** start ROWS **

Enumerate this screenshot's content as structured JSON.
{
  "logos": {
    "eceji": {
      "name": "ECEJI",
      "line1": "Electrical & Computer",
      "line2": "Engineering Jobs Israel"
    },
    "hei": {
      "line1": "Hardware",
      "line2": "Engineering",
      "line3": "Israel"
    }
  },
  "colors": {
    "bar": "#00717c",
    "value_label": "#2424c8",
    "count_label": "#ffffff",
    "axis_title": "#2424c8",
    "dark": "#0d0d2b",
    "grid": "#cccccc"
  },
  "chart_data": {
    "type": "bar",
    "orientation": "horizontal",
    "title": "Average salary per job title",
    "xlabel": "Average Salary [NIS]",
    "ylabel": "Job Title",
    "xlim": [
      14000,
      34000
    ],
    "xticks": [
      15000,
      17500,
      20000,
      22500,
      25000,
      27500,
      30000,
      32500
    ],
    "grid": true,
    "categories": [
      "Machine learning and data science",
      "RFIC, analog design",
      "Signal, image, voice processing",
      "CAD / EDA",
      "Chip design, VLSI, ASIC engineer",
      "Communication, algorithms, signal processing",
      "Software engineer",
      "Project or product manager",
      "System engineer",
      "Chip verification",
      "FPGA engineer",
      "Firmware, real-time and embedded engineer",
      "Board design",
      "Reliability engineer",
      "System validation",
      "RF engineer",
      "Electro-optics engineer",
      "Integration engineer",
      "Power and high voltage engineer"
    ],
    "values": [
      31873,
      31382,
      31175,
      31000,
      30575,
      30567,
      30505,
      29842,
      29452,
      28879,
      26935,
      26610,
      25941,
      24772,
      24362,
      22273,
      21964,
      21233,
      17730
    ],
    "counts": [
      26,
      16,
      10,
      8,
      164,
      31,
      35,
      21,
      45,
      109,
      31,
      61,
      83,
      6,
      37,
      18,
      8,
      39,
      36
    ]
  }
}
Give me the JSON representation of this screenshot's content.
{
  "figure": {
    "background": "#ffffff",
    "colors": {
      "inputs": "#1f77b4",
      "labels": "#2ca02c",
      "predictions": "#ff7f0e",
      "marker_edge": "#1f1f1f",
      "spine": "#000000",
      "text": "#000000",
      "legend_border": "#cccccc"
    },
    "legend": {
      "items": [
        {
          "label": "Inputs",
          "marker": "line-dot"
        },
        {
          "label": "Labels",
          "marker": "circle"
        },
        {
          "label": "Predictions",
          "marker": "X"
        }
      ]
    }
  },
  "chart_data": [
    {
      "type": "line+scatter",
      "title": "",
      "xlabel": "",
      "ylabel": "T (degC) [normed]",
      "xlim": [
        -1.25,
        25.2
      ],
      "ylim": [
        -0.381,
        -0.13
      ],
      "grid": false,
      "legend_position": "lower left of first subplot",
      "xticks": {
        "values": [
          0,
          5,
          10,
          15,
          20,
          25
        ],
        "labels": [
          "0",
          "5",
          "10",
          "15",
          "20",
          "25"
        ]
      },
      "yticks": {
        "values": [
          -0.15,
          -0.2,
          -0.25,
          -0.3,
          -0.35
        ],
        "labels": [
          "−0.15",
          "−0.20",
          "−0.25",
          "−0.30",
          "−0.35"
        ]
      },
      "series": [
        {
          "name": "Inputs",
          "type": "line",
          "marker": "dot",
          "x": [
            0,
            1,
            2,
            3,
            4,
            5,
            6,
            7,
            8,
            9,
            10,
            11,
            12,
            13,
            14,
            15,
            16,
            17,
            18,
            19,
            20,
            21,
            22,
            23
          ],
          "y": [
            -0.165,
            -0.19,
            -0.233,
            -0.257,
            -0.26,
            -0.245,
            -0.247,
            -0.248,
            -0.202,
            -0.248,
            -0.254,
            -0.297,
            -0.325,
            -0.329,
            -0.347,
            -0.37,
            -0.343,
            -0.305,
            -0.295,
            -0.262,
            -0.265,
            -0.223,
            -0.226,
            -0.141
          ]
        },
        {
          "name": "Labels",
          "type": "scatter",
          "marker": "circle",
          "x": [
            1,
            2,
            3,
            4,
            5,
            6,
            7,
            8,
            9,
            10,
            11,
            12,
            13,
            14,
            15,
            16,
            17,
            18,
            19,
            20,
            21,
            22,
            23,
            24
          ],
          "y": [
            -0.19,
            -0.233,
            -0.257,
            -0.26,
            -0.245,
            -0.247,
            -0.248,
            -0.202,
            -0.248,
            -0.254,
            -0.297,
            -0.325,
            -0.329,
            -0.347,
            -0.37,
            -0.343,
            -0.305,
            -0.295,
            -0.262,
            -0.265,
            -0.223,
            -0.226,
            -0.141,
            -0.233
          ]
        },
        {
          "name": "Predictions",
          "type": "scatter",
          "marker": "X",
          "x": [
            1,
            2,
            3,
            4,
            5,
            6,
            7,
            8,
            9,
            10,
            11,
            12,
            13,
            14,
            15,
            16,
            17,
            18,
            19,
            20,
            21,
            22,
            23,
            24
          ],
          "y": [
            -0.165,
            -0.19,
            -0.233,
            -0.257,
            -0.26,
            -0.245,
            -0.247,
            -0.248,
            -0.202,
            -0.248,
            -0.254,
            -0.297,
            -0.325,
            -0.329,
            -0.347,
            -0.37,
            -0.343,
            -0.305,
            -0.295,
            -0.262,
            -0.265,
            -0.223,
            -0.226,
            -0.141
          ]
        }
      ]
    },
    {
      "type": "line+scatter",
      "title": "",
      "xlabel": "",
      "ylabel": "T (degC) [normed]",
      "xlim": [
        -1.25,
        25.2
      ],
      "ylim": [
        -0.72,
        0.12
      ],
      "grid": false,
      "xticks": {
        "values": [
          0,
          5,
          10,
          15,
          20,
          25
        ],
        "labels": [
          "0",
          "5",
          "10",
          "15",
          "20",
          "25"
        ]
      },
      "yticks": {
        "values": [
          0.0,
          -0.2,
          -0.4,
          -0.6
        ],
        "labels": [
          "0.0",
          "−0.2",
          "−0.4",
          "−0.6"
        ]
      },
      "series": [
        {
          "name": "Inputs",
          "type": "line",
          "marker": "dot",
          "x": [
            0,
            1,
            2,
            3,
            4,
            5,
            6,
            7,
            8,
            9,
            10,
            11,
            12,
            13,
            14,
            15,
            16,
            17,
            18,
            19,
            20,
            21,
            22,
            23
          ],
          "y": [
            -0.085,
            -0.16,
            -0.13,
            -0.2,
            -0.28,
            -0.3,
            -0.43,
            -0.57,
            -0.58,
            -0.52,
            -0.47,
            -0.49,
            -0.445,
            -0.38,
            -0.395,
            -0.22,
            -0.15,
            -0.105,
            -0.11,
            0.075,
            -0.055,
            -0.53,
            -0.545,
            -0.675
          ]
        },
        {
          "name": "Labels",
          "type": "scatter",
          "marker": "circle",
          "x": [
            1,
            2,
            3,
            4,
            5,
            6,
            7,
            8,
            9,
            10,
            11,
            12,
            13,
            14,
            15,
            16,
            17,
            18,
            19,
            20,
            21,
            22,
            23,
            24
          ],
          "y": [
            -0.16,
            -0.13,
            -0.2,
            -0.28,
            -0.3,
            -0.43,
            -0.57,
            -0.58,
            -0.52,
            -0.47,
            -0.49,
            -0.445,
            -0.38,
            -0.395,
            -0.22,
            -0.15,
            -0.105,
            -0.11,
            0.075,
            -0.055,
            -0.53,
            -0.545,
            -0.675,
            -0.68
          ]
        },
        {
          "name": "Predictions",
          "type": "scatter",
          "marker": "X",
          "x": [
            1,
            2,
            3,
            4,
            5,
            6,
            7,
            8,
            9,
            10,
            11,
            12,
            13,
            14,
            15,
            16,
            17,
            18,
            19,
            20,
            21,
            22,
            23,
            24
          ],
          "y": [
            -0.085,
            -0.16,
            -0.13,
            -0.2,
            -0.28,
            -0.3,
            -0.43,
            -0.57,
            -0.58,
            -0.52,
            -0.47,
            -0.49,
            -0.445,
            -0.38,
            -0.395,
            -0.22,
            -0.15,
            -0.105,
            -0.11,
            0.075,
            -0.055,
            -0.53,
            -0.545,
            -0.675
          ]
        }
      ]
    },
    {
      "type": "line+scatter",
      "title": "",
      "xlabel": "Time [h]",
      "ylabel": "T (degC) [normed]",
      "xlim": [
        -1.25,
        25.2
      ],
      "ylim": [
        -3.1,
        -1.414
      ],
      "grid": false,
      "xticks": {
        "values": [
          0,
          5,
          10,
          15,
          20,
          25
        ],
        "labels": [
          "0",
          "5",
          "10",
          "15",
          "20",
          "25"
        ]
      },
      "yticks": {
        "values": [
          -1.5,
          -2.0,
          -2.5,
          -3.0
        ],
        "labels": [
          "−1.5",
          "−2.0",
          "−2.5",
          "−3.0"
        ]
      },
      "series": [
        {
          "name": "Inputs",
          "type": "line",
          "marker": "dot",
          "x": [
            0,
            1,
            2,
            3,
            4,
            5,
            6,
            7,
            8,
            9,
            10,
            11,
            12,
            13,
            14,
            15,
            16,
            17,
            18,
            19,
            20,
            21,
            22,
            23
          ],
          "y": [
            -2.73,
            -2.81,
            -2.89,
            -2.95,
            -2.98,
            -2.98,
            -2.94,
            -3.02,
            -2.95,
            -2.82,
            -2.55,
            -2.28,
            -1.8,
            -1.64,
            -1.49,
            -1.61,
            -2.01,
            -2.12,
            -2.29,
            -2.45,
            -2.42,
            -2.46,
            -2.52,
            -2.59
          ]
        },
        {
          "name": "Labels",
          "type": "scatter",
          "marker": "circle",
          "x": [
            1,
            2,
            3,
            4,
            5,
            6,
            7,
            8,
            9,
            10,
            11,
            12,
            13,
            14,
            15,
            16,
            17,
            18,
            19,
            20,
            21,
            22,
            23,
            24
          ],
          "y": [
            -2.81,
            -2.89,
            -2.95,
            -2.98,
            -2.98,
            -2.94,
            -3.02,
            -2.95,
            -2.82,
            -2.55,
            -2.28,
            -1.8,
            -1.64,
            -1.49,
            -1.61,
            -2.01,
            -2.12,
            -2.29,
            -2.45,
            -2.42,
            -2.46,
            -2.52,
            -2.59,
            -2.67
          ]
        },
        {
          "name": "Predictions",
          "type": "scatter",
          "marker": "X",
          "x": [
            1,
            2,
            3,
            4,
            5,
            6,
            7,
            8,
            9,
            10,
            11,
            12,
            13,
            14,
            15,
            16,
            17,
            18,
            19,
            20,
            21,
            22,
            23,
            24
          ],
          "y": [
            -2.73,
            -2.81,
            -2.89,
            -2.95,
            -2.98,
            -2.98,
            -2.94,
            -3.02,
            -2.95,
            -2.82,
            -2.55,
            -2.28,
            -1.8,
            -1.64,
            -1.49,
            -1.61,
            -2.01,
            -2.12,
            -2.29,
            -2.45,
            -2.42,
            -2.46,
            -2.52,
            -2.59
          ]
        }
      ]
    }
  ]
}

** end ROWS **

▸ **WHAT IS REQUIRED**
Find the word "Chip" in the records and pull out each line that has it.

▸ **RESULT OF THE EXERCISE**
      "Chip design, VLSI, ASIC engineer",
      "Chip verification",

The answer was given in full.